**SOURCE DATA**

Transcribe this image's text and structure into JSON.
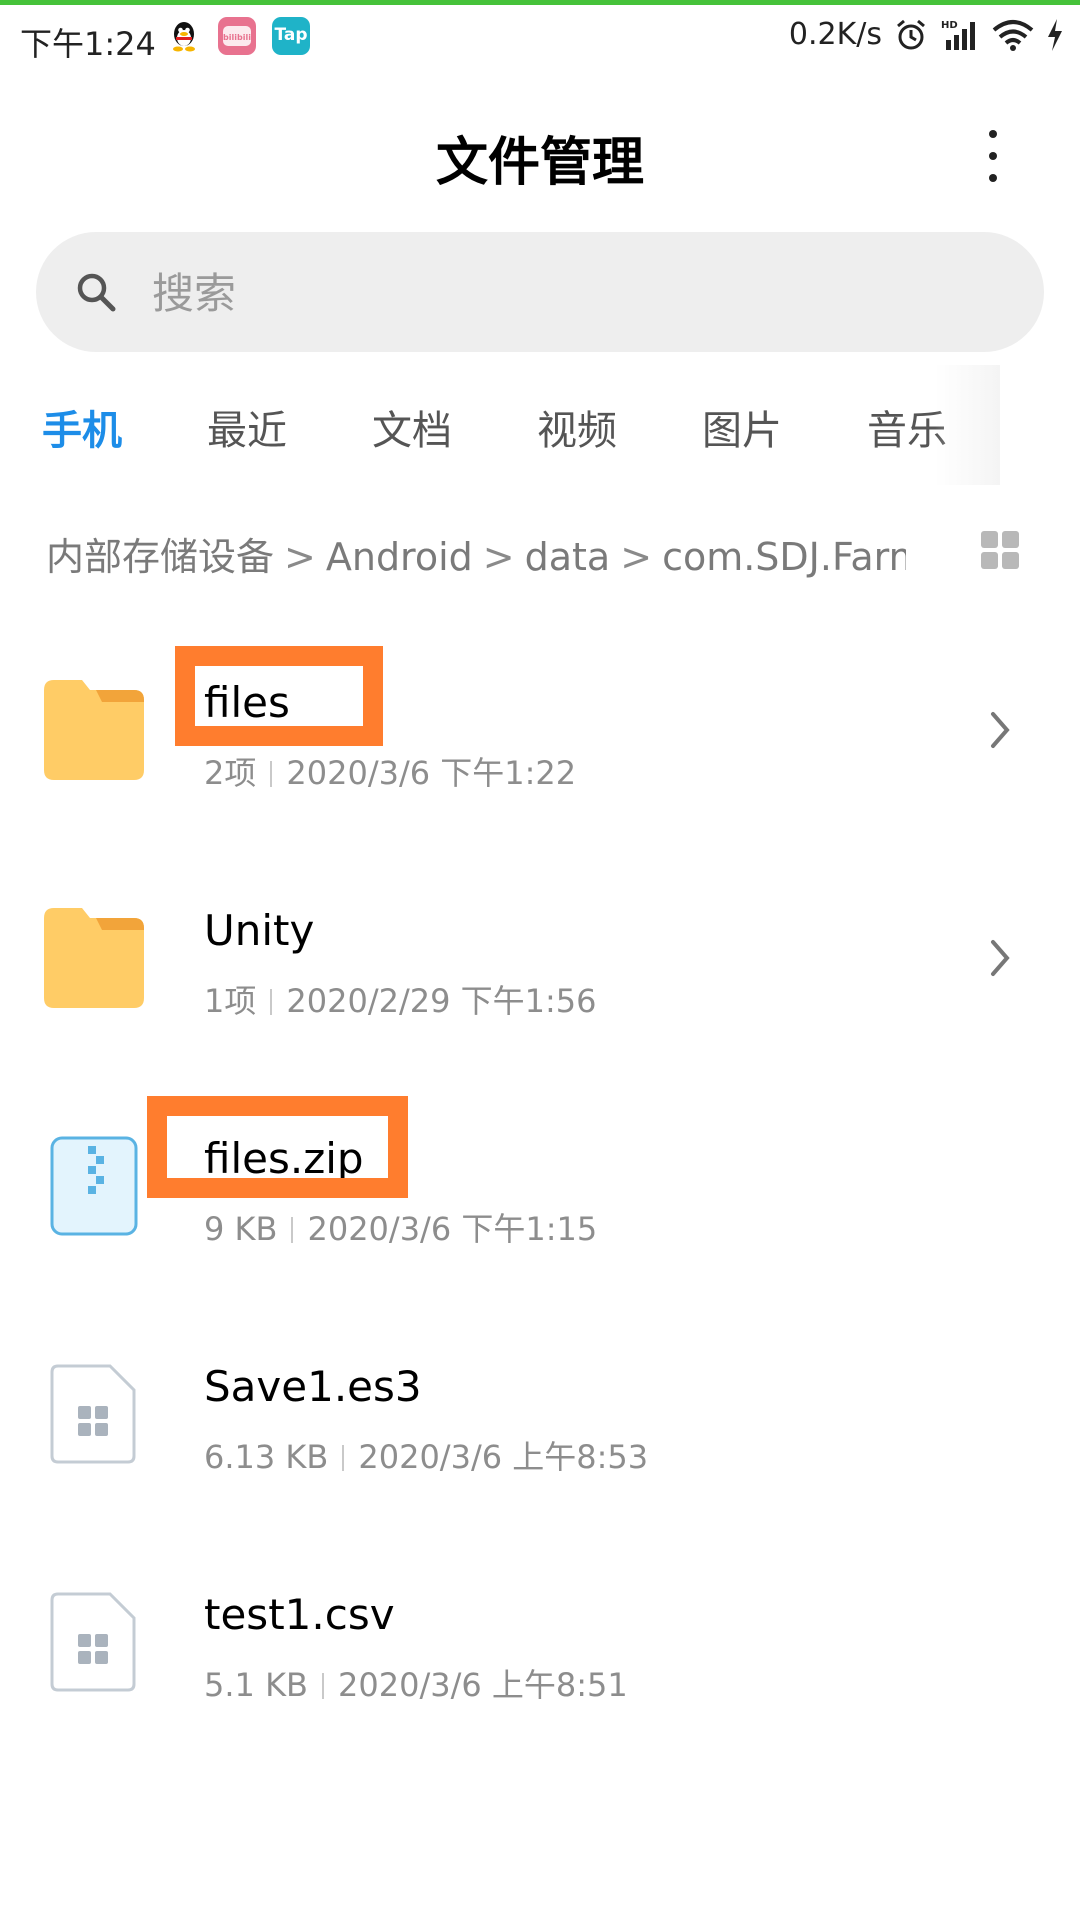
{
  "status_bar": {
    "time": "下午1:24",
    "apps": [
      {
        "icon": "qq-icon"
      },
      {
        "icon": "bilibili-icon",
        "text": "bilibili"
      },
      {
        "icon": "tap-icon",
        "text": "Tap"
      }
    ],
    "net_speed": "0.2K/s",
    "right_icons": [
      "alarm-icon",
      "hd-signal-icon",
      "wifi-icon",
      "charging-icon"
    ],
    "hd_label": "HD",
    "accent_color": "#46c23a"
  },
  "header": {
    "title": "文件管理",
    "more_icon": "more-vertical-icon"
  },
  "search": {
    "placeholder": "搜索",
    "icon": "search-icon"
  },
  "tabs": [
    {
      "label": "手机",
      "active": true
    },
    {
      "label": "最近",
      "active": false
    },
    {
      "label": "文档",
      "active": false
    },
    {
      "label": "视频",
      "active": false
    },
    {
      "label": "图片",
      "active": false
    },
    {
      "label": "音乐",
      "active": false
    }
  ],
  "active_tab_color": "#1d8de8",
  "breadcrumb": {
    "items": [
      "内部存储设备",
      "Android",
      "data",
      "com.SDJ.Farm"
    ],
    "view_toggle_icon": "grid-view-icon"
  },
  "files": [
    {
      "name": "files",
      "type": "folder",
      "count": "2项",
      "date": "2020/3/6 下午1:22",
      "highlighted": true
    },
    {
      "name": "Unity",
      "type": "folder",
      "count": "1项",
      "date": "2020/2/29 下午1:56",
      "highlighted": false
    },
    {
      "name": "files.zip",
      "type": "zip",
      "size": "9 KB",
      "date": "2020/3/6 下午1:15",
      "highlighted": true
    },
    {
      "name": "Save1.es3",
      "type": "unknown",
      "size": "6.13 KB",
      "date": "2020/3/6 上午8:53",
      "highlighted": false
    },
    {
      "name": "test1.csv",
      "type": "unknown",
      "size": "5.1 KB",
      "date": "2020/3/6 上午8:51",
      "highlighted": false
    }
  ],
  "highlight_color": "#ff7d2e",
  "folder_color": "#ffcc66"
}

**WHAT THE TASK REQUIRES**
Transcribe every line in the entries above, taking out only the images.

**EXPECTED OUTPUT**
Transcribe this image's text and structure into JSON.
{
  "status_bar": {
    "time": "下午1:24",
    "apps": [
      {
        "icon": "qq-icon"
      },
      {
        "icon": "bilibili-icon",
        "text": "bilibili"
      },
      {
        "icon": "tap-icon",
        "text": "Tap"
      }
    ],
    "net_speed": "0.2K/s",
    "right_icons": [
      "alarm-icon",
      "hd-signal-icon",
      "wifi-icon",
      "charging-icon"
    ],
    "hd_label": "HD",
    "accent_color": "#46c23a"
  },
  "header": {
    "title": "文件管理",
    "more_icon": "more-vertical-icon"
  },
  "search": {
    "placeholder": "搜索",
    "icon": "search-icon"
  },
  "tabs": [
    {
      "label": "手机",
      "active": true
    },
    {
      "label": "最近",
      "active": false
    },
    {
      "label": "文档",
      "active": false
    },
    {
      "label": "视频",
      "active": false
    },
    {
      "label": "图片",
      "active": false
    },
    {
      "label": "音乐",
      "active": false
    }
  ],
  "active_tab_color": "#1d8de8",
  "breadcrumb": {
    "items": [
      "内部存储设备",
      "Android",
      "data",
      "com.SDJ.Farm"
    ],
    "view_toggle_icon": "grid-view-icon"
  },
  "files": [
    {
      "name": "files",
      "type": "folder",
      "count": "2项",
      "date": "2020/3/6 下午1:22",
      "highlighted": true
    },
    {
      "name": "Unity",
      "type": "folder",
      "count": "1项",
      "date": "2020/2/29 下午1:56",
      "highlighted": false
    },
    {
      "name": "files.zip",
      "type": "zip",
      "size": "9 KB",
      "date": "2020/3/6 下午1:15",
      "highlighted": true
    },
    {
      "name": "Save1.es3",
      "type": "unknown",
      "size": "6.13 KB",
      "date": "2020/3/6 上午8:53",
      "highlighted": false
    },
    {
      "name": "test1.csv",
      "type": "unknown",
      "size": "5.1 KB",
      "date": "2020/3/6 上午8:51",
      "highlighted": false
    }
  ],
  "highlight_color": "#ff7d2e",
  "folder_color": "#ffcc66"
}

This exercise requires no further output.